══ Stored data ══
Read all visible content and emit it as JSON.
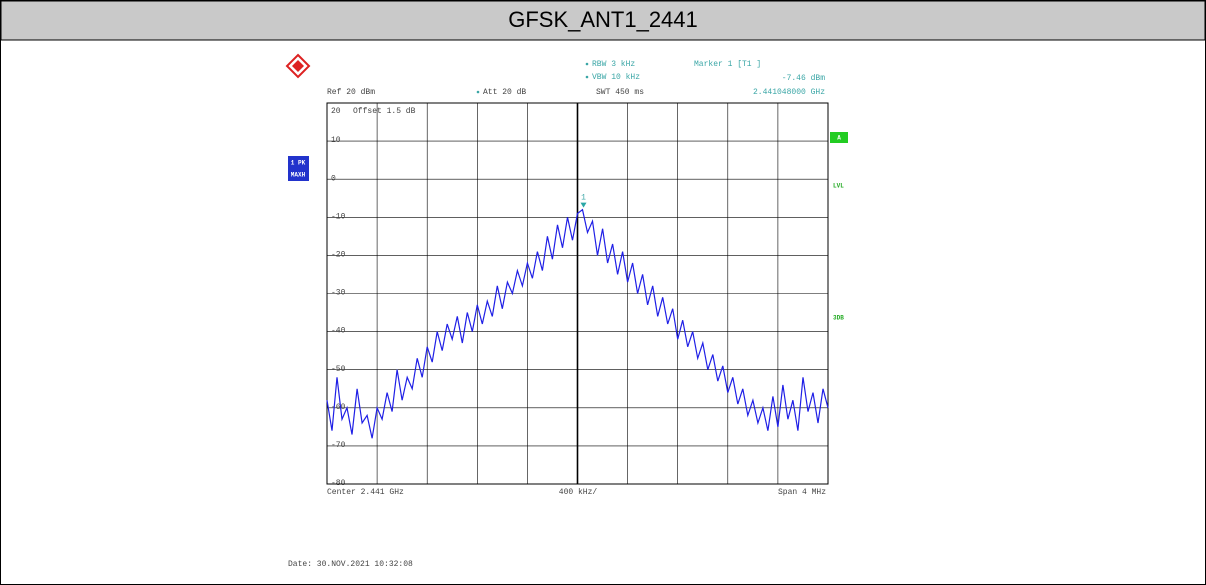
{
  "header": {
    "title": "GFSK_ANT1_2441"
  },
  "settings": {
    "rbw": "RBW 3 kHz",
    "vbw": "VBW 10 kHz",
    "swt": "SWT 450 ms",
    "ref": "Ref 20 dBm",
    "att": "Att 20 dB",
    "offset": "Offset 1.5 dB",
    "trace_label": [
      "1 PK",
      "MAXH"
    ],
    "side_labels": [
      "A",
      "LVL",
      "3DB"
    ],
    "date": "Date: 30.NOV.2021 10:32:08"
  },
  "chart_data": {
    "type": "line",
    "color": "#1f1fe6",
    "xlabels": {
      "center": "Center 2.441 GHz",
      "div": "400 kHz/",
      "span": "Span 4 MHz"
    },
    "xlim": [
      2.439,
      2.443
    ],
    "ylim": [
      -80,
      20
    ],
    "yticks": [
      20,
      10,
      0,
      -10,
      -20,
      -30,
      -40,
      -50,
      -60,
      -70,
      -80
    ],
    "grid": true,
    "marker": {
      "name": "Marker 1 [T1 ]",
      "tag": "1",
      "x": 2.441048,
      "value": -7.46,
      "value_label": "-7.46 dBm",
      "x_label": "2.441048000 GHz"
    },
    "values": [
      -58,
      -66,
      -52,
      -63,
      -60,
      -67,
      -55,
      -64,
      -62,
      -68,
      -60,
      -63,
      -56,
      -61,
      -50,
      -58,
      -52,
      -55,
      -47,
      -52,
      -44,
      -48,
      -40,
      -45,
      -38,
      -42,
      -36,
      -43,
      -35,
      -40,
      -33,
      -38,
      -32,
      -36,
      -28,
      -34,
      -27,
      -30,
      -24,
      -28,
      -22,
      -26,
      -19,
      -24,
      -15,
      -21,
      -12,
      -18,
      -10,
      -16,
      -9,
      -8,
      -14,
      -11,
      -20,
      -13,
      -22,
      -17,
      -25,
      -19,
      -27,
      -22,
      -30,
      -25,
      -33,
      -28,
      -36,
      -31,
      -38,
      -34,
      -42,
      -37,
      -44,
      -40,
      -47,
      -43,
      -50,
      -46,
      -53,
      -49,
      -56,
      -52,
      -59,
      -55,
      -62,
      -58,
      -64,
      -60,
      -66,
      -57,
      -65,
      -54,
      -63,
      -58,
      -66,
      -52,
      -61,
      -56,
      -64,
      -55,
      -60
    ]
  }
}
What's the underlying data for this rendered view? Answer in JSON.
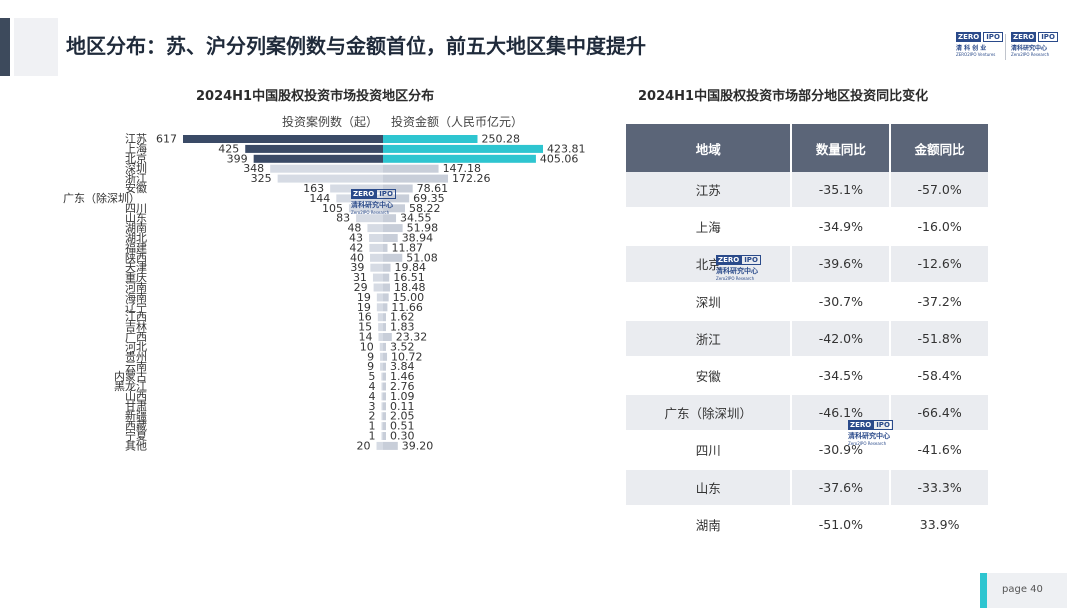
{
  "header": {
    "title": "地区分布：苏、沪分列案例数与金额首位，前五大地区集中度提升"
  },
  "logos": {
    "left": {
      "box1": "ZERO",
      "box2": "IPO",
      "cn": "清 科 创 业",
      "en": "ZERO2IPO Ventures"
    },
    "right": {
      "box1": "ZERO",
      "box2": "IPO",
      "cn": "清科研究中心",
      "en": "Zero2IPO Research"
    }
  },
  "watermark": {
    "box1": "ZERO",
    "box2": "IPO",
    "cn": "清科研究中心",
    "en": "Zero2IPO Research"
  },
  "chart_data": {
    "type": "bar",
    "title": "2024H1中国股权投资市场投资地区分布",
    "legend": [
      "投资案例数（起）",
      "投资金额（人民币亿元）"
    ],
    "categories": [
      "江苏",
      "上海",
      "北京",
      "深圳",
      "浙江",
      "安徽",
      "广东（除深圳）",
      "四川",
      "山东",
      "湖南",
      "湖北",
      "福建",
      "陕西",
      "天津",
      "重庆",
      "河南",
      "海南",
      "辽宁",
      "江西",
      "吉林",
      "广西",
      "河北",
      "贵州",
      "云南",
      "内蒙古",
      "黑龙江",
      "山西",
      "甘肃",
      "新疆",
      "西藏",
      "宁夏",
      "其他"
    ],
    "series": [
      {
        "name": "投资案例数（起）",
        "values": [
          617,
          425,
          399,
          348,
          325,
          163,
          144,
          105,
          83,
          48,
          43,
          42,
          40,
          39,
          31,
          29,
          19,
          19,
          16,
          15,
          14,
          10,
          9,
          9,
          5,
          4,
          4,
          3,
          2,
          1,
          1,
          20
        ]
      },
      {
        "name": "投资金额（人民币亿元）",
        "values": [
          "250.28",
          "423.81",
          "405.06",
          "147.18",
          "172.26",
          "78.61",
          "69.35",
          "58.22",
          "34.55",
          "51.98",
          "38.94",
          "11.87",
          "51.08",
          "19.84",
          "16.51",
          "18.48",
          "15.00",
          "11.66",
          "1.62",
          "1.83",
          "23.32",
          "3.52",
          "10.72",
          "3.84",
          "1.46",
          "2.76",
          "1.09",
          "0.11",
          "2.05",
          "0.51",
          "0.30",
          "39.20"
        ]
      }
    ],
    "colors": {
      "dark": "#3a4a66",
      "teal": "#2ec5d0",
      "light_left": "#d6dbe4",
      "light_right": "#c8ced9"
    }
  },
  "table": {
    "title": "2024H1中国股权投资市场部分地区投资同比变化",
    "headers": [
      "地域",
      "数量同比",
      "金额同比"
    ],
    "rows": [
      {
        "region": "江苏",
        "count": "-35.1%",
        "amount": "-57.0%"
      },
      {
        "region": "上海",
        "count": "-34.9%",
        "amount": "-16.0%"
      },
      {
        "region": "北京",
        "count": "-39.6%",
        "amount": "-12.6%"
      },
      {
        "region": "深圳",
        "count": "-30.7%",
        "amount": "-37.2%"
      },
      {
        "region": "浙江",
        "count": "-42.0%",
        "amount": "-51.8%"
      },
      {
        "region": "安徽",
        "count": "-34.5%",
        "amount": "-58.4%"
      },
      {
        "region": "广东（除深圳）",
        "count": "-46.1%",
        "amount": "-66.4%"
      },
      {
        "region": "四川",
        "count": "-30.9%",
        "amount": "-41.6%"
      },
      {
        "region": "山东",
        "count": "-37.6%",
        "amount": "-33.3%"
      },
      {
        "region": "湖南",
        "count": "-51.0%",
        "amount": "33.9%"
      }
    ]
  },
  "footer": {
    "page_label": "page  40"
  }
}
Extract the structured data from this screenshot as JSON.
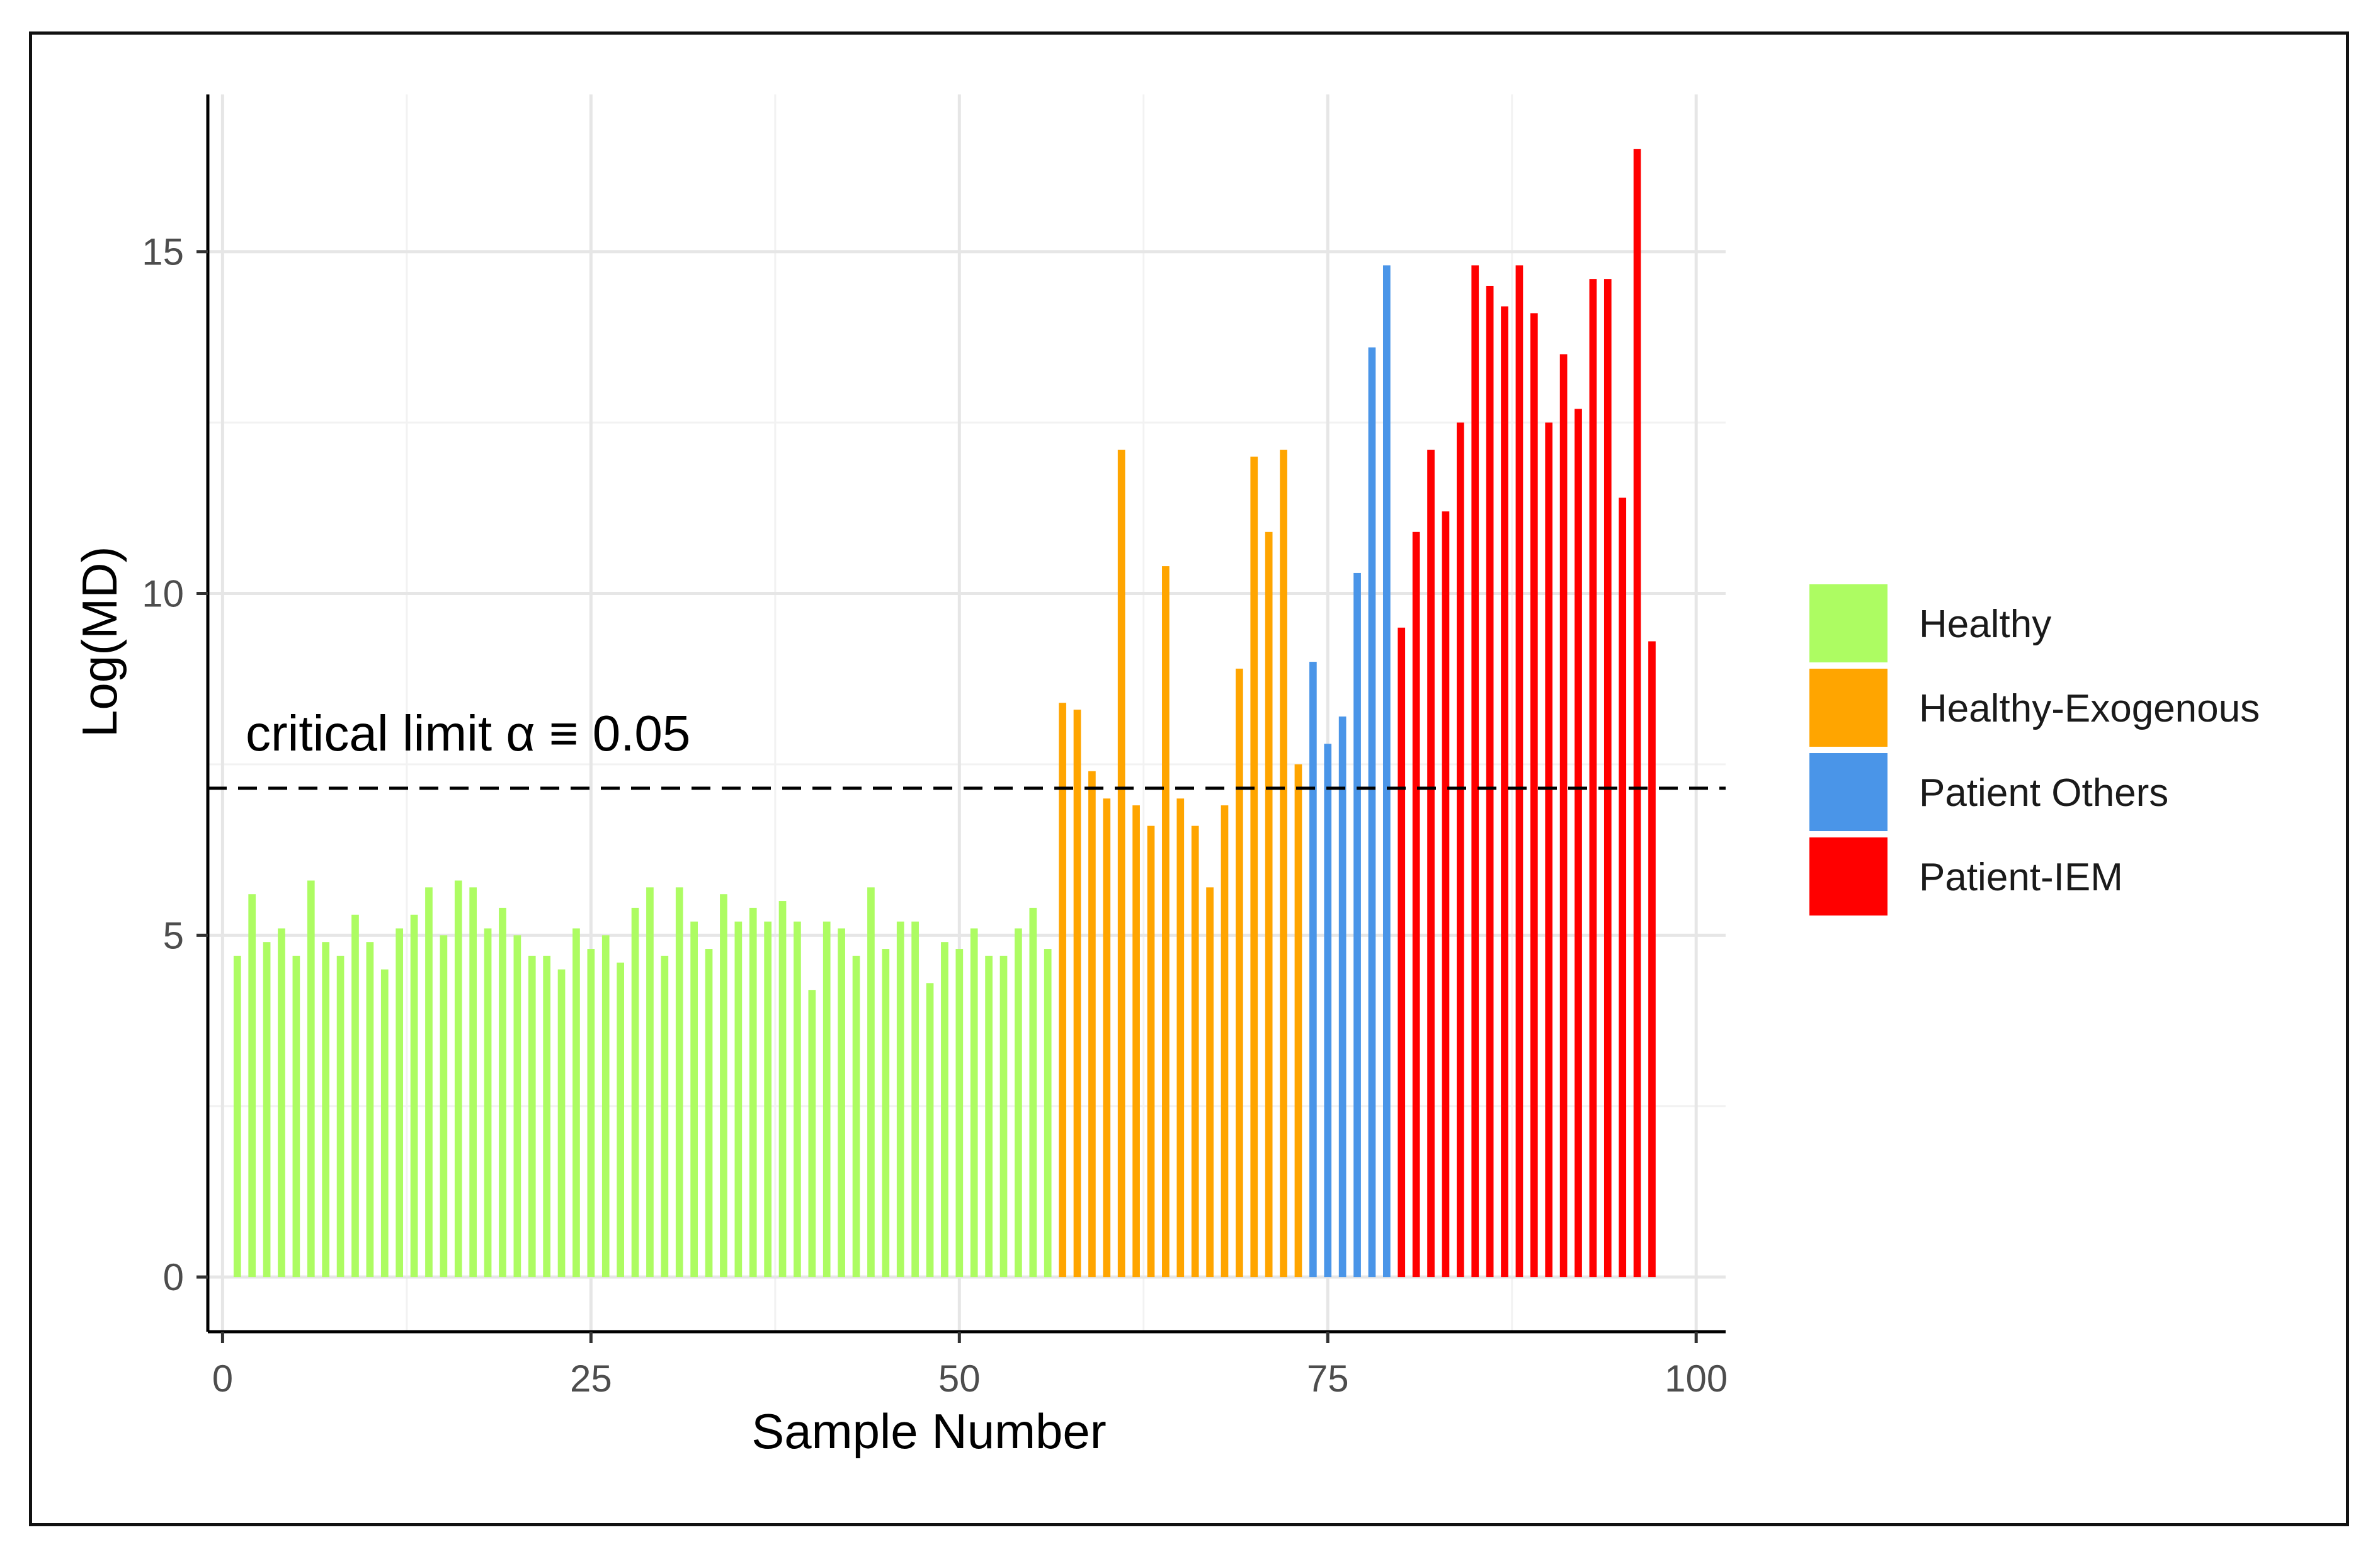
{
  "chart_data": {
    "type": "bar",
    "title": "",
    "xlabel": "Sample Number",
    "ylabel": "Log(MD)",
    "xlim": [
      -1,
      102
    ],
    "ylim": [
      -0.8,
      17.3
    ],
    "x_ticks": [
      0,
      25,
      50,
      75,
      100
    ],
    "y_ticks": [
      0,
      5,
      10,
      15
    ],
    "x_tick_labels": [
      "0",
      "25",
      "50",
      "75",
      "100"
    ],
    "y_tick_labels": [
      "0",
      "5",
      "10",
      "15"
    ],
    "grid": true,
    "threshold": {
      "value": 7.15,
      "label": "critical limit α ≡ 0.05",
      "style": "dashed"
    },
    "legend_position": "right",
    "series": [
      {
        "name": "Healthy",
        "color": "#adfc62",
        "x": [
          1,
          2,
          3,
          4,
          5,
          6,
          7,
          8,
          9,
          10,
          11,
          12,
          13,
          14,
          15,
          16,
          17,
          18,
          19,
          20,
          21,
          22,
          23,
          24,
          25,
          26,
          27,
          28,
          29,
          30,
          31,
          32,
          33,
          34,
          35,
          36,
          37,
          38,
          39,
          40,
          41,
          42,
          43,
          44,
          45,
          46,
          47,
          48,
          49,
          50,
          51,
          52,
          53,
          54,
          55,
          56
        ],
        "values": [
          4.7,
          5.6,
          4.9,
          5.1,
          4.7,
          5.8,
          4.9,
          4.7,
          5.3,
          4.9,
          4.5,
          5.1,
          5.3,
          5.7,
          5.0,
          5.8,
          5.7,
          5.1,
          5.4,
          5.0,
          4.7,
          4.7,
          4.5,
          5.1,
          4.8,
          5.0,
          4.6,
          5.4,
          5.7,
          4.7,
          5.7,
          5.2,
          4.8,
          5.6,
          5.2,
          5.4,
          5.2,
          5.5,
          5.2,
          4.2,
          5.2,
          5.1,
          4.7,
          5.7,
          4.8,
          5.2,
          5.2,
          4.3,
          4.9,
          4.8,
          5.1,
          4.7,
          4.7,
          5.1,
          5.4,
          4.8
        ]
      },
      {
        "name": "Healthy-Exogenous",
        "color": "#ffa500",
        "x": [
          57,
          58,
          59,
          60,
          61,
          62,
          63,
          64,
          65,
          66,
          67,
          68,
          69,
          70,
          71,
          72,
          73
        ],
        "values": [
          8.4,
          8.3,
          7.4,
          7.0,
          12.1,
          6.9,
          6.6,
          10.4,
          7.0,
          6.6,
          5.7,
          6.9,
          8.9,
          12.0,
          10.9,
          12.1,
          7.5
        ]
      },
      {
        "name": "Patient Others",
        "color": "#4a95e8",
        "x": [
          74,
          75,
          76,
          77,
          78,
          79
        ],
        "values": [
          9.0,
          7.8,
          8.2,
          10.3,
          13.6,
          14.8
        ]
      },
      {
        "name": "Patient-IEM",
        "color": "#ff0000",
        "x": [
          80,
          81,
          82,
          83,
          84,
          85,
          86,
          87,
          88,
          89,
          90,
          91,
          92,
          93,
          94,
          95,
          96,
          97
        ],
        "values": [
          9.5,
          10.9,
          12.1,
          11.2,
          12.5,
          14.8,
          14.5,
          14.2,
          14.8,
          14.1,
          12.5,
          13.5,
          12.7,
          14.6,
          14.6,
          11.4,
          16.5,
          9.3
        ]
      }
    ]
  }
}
═══
> **Request**:
Go through the listing above and return every line where the word "JSON" occurs.

> **Exercise response**:
Read all visible content and emit it as JSON.
What's the underlying data for this rendered view? Answer in JSON.
Extract the structured data from this screenshot as JSON.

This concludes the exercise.